*What the task asks*
Pictures aside, quote the whole listing exactly.

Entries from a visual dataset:
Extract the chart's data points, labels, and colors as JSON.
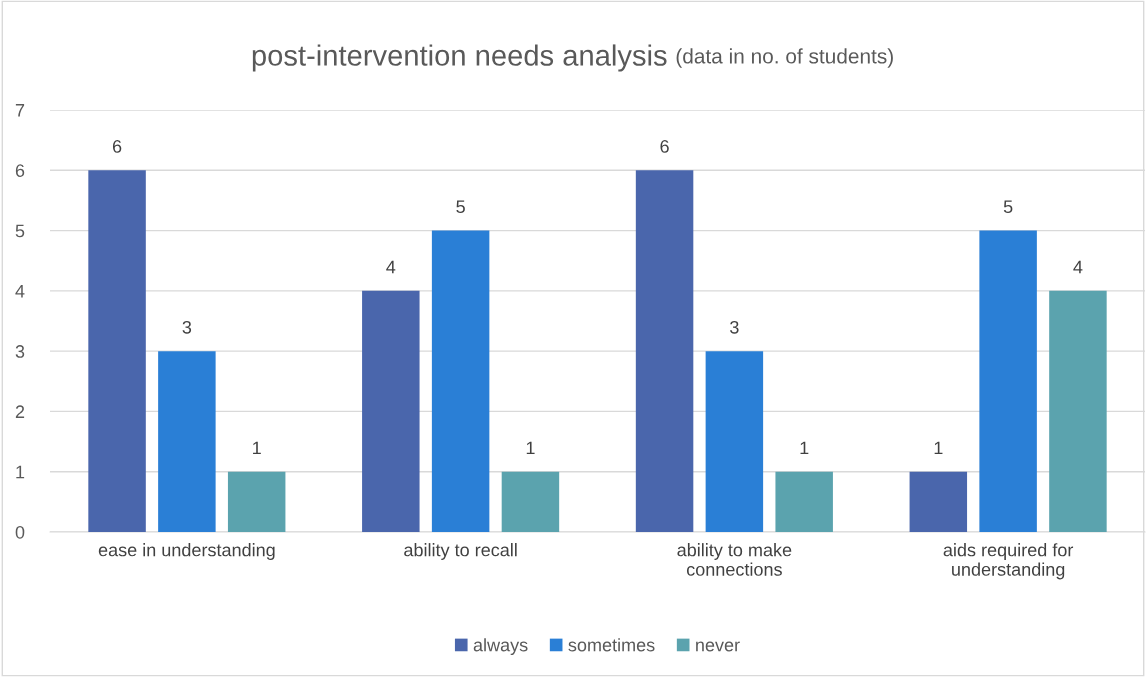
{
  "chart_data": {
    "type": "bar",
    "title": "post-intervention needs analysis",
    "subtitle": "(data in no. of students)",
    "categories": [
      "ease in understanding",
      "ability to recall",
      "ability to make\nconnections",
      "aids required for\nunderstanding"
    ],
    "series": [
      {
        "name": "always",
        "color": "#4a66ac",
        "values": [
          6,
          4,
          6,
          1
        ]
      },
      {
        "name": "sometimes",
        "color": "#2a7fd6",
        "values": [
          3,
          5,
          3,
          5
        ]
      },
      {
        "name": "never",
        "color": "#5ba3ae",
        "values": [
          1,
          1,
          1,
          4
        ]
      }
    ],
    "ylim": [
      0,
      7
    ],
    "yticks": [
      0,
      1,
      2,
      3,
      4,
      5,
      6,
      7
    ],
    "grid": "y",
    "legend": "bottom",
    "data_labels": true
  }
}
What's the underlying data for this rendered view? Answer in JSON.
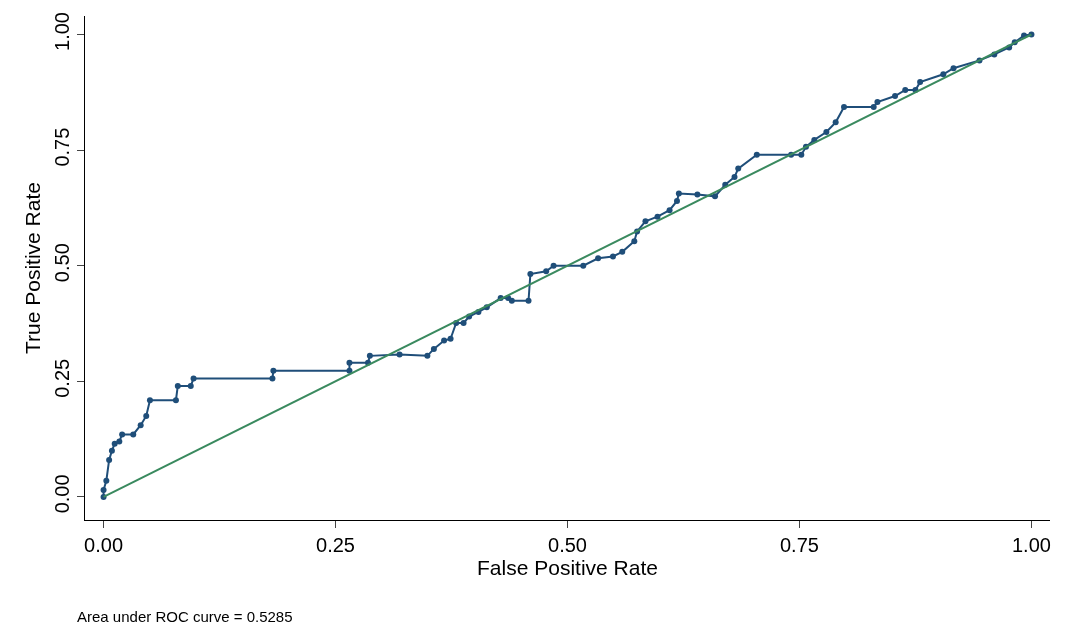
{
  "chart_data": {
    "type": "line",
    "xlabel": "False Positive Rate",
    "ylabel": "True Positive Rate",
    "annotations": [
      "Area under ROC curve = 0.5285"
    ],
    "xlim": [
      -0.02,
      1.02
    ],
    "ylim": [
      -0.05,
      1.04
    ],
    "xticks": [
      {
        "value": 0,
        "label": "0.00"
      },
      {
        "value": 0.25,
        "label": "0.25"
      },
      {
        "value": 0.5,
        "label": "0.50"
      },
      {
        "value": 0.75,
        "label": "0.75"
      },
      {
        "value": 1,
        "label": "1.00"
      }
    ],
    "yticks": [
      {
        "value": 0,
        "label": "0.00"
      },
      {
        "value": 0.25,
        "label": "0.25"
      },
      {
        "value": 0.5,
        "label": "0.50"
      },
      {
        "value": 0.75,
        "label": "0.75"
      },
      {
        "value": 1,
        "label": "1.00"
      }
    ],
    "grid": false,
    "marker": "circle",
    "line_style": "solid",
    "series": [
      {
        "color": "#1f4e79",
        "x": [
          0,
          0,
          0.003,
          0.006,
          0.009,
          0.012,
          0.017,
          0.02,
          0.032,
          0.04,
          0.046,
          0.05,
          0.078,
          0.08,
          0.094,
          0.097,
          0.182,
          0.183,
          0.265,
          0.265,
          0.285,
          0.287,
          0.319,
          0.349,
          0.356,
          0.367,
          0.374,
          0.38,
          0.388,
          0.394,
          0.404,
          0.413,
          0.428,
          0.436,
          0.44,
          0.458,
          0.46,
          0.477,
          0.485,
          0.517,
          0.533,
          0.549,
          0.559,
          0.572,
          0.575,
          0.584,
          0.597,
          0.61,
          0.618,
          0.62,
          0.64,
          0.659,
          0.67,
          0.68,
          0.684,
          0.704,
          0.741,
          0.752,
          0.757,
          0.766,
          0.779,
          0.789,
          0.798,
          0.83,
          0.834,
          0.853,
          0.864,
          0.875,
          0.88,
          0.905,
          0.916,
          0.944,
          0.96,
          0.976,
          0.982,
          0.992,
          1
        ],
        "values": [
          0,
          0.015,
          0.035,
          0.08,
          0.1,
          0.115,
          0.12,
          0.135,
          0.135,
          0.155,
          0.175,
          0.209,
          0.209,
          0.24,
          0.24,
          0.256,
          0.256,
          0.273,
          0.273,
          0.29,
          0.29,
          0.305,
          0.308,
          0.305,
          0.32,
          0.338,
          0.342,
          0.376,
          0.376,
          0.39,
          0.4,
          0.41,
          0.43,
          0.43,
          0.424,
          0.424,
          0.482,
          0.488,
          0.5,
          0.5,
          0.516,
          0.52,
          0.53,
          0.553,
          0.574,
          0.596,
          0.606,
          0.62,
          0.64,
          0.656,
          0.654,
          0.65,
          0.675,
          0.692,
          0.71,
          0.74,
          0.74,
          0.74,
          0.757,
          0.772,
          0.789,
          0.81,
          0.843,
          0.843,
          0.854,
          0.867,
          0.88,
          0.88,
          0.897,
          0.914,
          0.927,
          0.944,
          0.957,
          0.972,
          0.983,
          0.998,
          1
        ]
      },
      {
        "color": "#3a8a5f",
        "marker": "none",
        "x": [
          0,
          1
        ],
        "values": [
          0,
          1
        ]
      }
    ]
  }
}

*Answer to this exercise*
Extract the chart's data points, labels, and colors as JSON.
{
  "chart_data": {
    "type": "bar",
    "title": "post-intervention needs analysis",
    "subtitle": "(data in no. of students)",
    "categories": [
      "ease in understanding",
      "ability to recall",
      "ability to make\nconnections",
      "aids required for\nunderstanding"
    ],
    "series": [
      {
        "name": "always",
        "color": "#4a66ac",
        "values": [
          6,
          4,
          6,
          1
        ]
      },
      {
        "name": "sometimes",
        "color": "#2a7fd6",
        "values": [
          3,
          5,
          3,
          5
        ]
      },
      {
        "name": "never",
        "color": "#5ba3ae",
        "values": [
          1,
          1,
          1,
          4
        ]
      }
    ],
    "ylim": [
      0,
      7
    ],
    "yticks": [
      0,
      1,
      2,
      3,
      4,
      5,
      6,
      7
    ],
    "grid": "y",
    "legend": "bottom",
    "data_labels": true
  }
}
What's the underlying data for this rendered view? Answer in JSON.
{
  "chart_data": {
    "type": "line",
    "xlabel": "False Positive Rate",
    "ylabel": "True Positive Rate",
    "annotations": [
      "Area under ROC curve = 0.5285"
    ],
    "xlim": [
      -0.02,
      1.02
    ],
    "ylim": [
      -0.05,
      1.04
    ],
    "xticks": [
      {
        "value": 0,
        "label": "0.00"
      },
      {
        "value": 0.25,
        "label": "0.25"
      },
      {
        "value": 0.5,
        "label": "0.50"
      },
      {
        "value": 0.75,
        "label": "0.75"
      },
      {
        "value": 1,
        "label": "1.00"
      }
    ],
    "yticks": [
      {
        "value": 0,
        "label": "0.00"
      },
      {
        "value": 0.25,
        "label": "0.25"
      },
      {
        "value": 0.5,
        "label": "0.50"
      },
      {
        "value": 0.75,
        "label": "0.75"
      },
      {
        "value": 1,
        "label": "1.00"
      }
    ],
    "grid": false,
    "marker": "circle",
    "line_style": "solid",
    "series": [
      {
        "color": "#1f4e79",
        "x": [
          0,
          0,
          0.003,
          0.006,
          0.009,
          0.012,
          0.017,
          0.02,
          0.032,
          0.04,
          0.046,
          0.05,
          0.078,
          0.08,
          0.094,
          0.097,
          0.182,
          0.183,
          0.265,
          0.265,
          0.285,
          0.287,
          0.319,
          0.349,
          0.356,
          0.367,
          0.374,
          0.38,
          0.388,
          0.394,
          0.404,
          0.413,
          0.428,
          0.436,
          0.44,
          0.458,
          0.46,
          0.477,
          0.485,
          0.517,
          0.533,
          0.549,
          0.559,
          0.572,
          0.575,
          0.584,
          0.597,
          0.61,
          0.618,
          0.62,
          0.64,
          0.659,
          0.67,
          0.68,
          0.684,
          0.704,
          0.741,
          0.752,
          0.757,
          0.766,
          0.779,
          0.789,
          0.798,
          0.83,
          0.834,
          0.853,
          0.864,
          0.875,
          0.88,
          0.905,
          0.916,
          0.944,
          0.96,
          0.976,
          0.982,
          0.992,
          1
        ],
        "values": [
          0,
          0.015,
          0.035,
          0.08,
          0.1,
          0.115,
          0.12,
          0.135,
          0.135,
          0.155,
          0.175,
          0.209,
          0.209,
          0.24,
          0.24,
          0.256,
          0.256,
          0.273,
          0.273,
          0.29,
          0.29,
          0.305,
          0.308,
          0.305,
          0.32,
          0.338,
          0.342,
          0.376,
          0.376,
          0.39,
          0.4,
          0.41,
          0.43,
          0.43,
          0.424,
          0.424,
          0.482,
          0.488,
          0.5,
          0.5,
          0.516,
          0.52,
          0.53,
          0.553,
          0.574,
          0.596,
          0.606,
          0.62,
          0.64,
          0.656,
          0.654,
          0.65,
          0.675,
          0.692,
          0.71,
          0.74,
          0.74,
          0.74,
          0.757,
          0.772,
          0.789,
          0.81,
          0.843,
          0.843,
          0.854,
          0.867,
          0.88,
          0.88,
          0.897,
          0.914,
          0.927,
          0.944,
          0.957,
          0.972,
          0.983,
          0.998,
          1
        ]
      },
      {
        "color": "#3a8a5f",
        "marker": "none",
        "x": [
          0,
          1
        ],
        "values": [
          0,
          1
        ]
      }
    ]
  }
}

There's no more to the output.